[BEGIN Extracted material]

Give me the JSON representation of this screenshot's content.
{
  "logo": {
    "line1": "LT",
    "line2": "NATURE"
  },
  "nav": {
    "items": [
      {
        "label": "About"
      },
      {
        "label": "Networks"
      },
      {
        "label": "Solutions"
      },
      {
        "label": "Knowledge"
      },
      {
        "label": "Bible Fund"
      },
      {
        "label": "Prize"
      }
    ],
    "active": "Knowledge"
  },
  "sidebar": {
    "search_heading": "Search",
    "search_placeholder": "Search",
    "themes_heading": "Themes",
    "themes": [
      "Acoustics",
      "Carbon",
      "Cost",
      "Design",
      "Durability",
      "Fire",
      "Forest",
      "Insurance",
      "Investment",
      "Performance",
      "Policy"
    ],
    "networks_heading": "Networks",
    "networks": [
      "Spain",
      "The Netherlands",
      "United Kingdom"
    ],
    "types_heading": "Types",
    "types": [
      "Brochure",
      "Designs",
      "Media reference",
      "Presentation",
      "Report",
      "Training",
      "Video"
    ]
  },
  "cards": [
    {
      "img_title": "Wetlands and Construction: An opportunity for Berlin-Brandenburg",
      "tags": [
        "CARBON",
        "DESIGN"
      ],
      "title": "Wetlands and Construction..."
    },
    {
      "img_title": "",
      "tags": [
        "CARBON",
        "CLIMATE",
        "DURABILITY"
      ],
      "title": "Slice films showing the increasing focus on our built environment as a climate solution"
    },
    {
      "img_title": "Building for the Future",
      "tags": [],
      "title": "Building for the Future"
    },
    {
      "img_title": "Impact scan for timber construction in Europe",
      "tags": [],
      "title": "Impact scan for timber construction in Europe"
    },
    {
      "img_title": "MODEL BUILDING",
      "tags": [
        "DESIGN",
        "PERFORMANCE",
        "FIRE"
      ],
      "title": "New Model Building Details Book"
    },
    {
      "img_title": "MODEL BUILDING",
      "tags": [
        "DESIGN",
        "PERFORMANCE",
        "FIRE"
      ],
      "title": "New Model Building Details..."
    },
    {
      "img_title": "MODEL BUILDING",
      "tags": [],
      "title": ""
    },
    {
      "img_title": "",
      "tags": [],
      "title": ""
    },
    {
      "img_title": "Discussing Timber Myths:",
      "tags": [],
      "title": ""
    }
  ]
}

[END Extracted material]

Task to carry out -
Output the lines above verbatim and in full.

Right answer -
Give me the JSON representation of this screenshot's content.
{
  "logo": {
    "line1": "LT",
    "line2": "NATURE"
  },
  "nav": {
    "items": [
      {
        "label": "About"
      },
      {
        "label": "Networks"
      },
      {
        "label": "Solutions"
      },
      {
        "label": "Knowledge"
      },
      {
        "label": "Bible Fund"
      },
      {
        "label": "Prize"
      }
    ],
    "active": "Knowledge"
  },
  "sidebar": {
    "search_heading": "Search",
    "search_placeholder": "Search",
    "themes_heading": "Themes",
    "themes": [
      "Acoustics",
      "Carbon",
      "Cost",
      "Design",
      "Durability",
      "Fire",
      "Forest",
      "Insurance",
      "Investment",
      "Performance",
      "Policy"
    ],
    "networks_heading": "Networks",
    "networks": [
      "Spain",
      "The Netherlands",
      "United Kingdom"
    ],
    "types_heading": "Types",
    "types": [
      "Brochure",
      "Designs",
      "Media reference",
      "Presentation",
      "Report",
      "Training",
      "Video"
    ]
  },
  "cards": [
    {
      "img_title": "Wetlands and Construction: An opportunity for Berlin-Brandenburg",
      "tags": [
        "CARBON",
        "DESIGN"
      ],
      "title": "Wetlands and Construction..."
    },
    {
      "img_title": "",
      "tags": [
        "CARBON",
        "CLIMATE",
        "DURABILITY"
      ],
      "title": "Slice films showing the increasing focus on our built environment as a climate solution"
    },
    {
      "img_title": "Building for the Future",
      "tags": [],
      "title": "Building for the Future"
    },
    {
      "img_title": "Impact scan for timber construction in Europe",
      "tags": [],
      "title": "Impact scan for timber construction in Europe"
    },
    {
      "img_title": "MODEL BUILDING",
      "tags": [
        "DESIGN",
        "PERFORMANCE",
        "FIRE"
      ],
      "title": "New Model Building Details Book"
    },
    {
      "img_title": "MODEL BUILDING",
      "tags": [
        "DESIGN",
        "PERFORMANCE",
        "FIRE"
      ],
      "title": "New Model Building Details..."
    },
    {
      "img_title": "MODEL BUILDING",
      "tags": [],
      "title": ""
    },
    {
      "img_title": "",
      "tags": [],
      "title": ""
    },
    {
      "img_title": "Discussing Timber Myths:",
      "tags": [],
      "title": ""
    }
  ]
}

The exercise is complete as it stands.